"""

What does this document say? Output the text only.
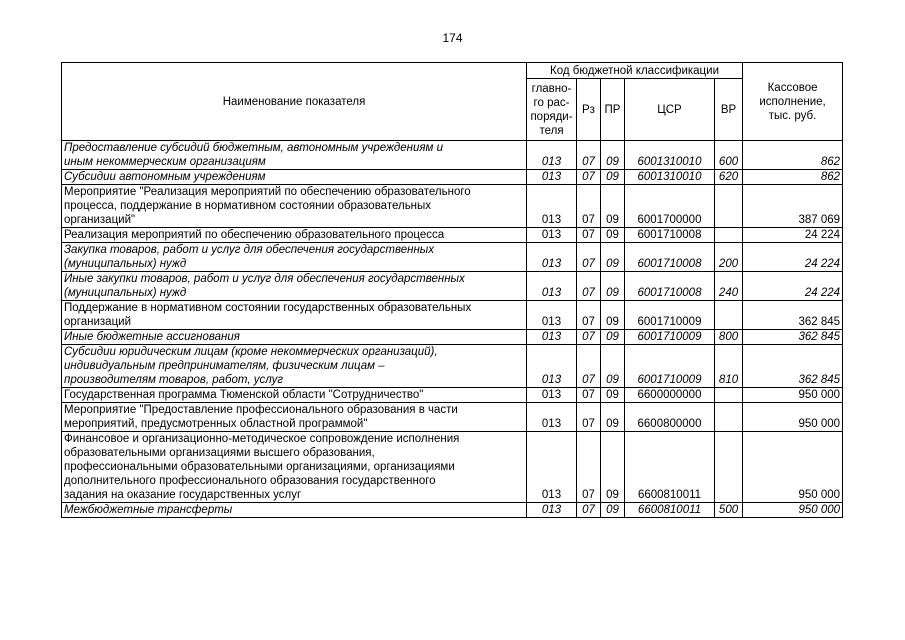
174
Наименование показателя	Код бюджетной классификации					Кассовое
исполнение,
тыс. руб.

	главно-
го рас-
поряди-
теля	Рз	ПР	ЦСР	ВР	

Предоставление субсидий бюджетным, автономным учреждениям и
иным некоммерческим организациям	013	07	09	6001310010	600	862

Субсидии автономным учреждениям	013	07	09	6001310010	620	862

Мероприятие "Реализация мероприятий по обеспечению образовательного
процесса, поддержание в нормативном состоянии образовательных
организаций"	013	07	09	6001700000		387 069

Реализация мероприятий по обеспечению образовательного процесса	013	07	09	6001710008		24 224

Закупка товаров, работ и услуг для обеспечения государственных
(муниципальных) нужд	013	07	09	6001710008	200	24 224

Иные закупки товаров, работ и услуг для обеспечения государственных
(муниципальных) нужд	013	07	09	6001710008	240	24 224

Поддержание в нормативном состоянии государственных образовательных
организаций	013	07	09	6001710009		362 845

Иные бюджетные ассигнования	013	07	09	6001710009	800	362 845

Субсидии юридическим лицам (кроме некоммерческих организаций),
индивидуальным предпринимателям, физическим лицам –
производителям товаров, работ, услуг	013	07	09	6001710009	810	362 845

Государственная программа Тюменской области "Сотрудничество"	013	07	09	6600000000		950 000

Мероприятие "Предоставление профессионального образования в части
мероприятий, предусмотренных областной программой"	013	07	09	6600800000		950 000

Финансовое и организационно-методическое сопровождение исполнения
образовательными организациями высшего образования,
профессиональными образовательными организациями, организациями
дополнительного профессионального образования государственного
задания на оказание государственных услуг	013	07	09	6600810011		950 000

Межбюджетные трансферты	013	07	09	6600810011	500	950 000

"""

[What you will do] Of the lines in the data, how many contain the word "образования"? Provide the number and nothing further.

[Result of this exercise] 3